>>>

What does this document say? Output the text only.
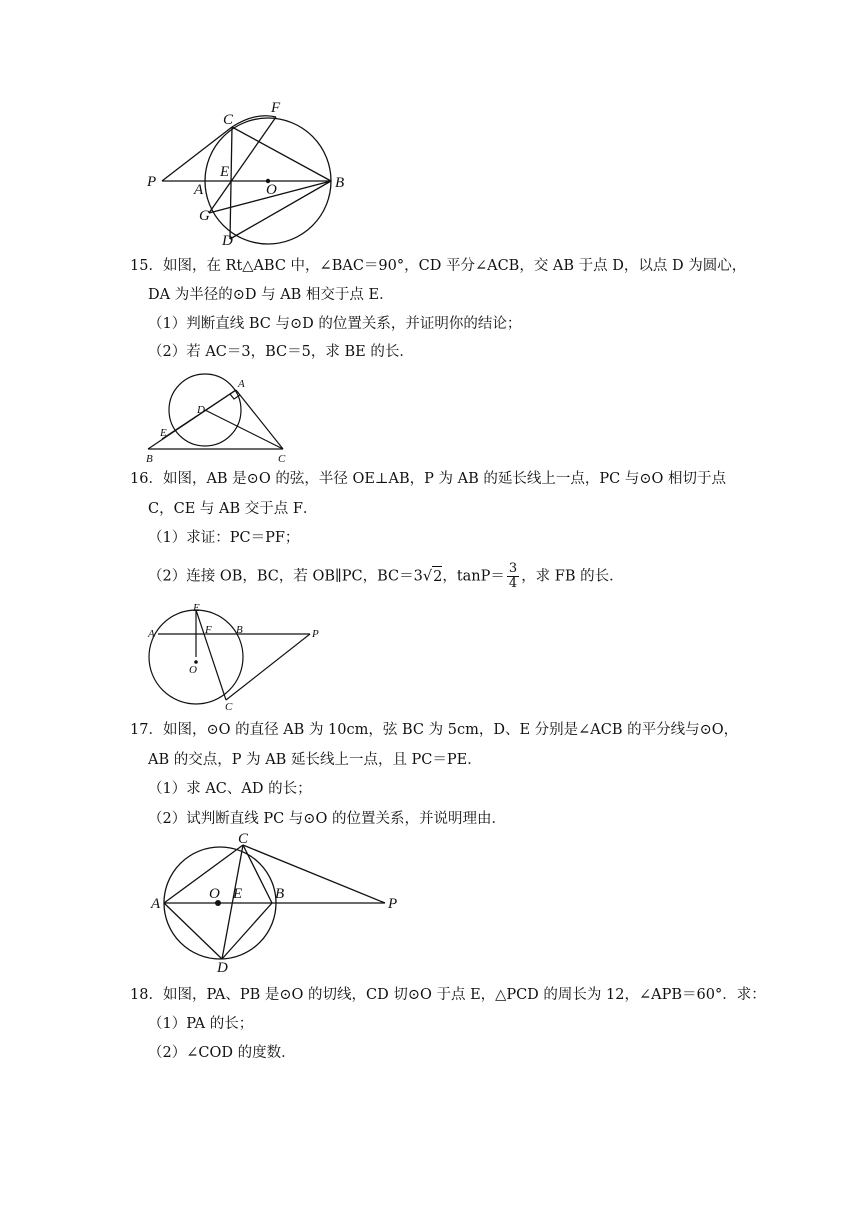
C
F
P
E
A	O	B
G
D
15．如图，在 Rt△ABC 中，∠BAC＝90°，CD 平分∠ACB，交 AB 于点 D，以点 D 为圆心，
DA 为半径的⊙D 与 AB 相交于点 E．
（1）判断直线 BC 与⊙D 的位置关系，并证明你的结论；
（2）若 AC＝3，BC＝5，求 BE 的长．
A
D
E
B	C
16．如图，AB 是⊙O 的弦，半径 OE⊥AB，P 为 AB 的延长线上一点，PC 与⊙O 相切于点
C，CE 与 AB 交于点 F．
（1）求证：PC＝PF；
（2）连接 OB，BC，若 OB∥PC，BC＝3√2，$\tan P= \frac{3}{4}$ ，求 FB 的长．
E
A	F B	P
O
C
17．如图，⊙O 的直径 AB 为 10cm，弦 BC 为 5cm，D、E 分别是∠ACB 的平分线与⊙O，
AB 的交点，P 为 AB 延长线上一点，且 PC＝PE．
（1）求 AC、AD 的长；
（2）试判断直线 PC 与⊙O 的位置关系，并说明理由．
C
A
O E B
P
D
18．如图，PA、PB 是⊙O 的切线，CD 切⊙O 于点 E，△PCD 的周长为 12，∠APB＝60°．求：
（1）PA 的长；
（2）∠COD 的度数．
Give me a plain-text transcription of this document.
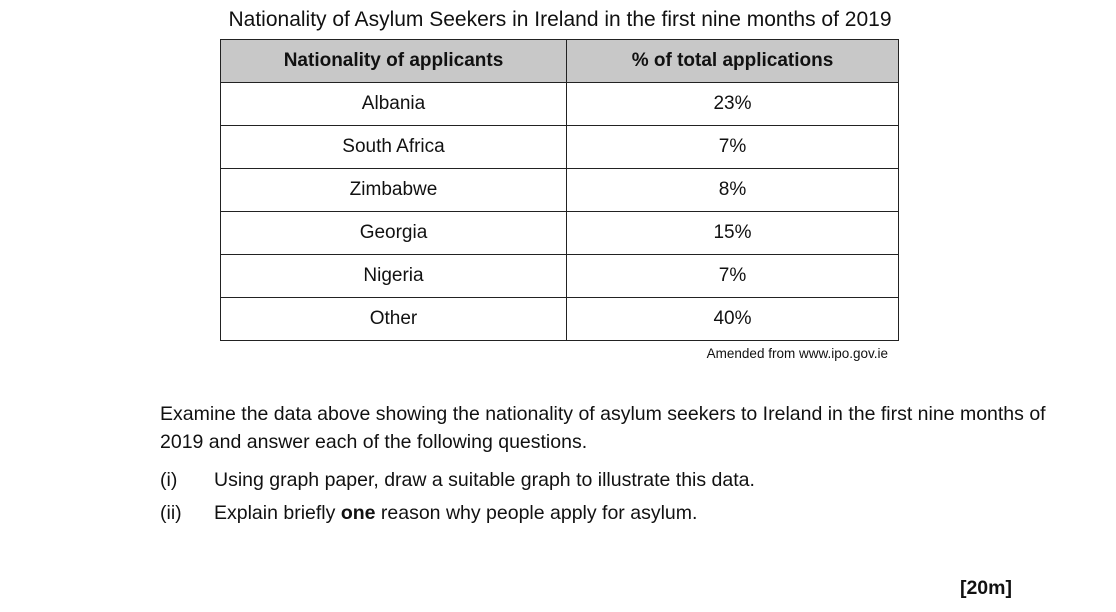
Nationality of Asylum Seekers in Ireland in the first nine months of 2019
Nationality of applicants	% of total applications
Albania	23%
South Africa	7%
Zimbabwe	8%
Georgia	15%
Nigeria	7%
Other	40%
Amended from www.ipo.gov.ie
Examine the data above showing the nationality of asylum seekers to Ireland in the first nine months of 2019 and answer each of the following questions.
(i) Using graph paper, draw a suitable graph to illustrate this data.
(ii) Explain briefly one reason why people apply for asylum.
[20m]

<<<

Go through the records and show every line with the string "nine" in it.

Nationality of Asylum Seekers in Ireland in the first nine months of 2019
Examine the data above showing the nationality of asylum seekers to Ireland in the first nine months of 2019 and answer each of the following questions.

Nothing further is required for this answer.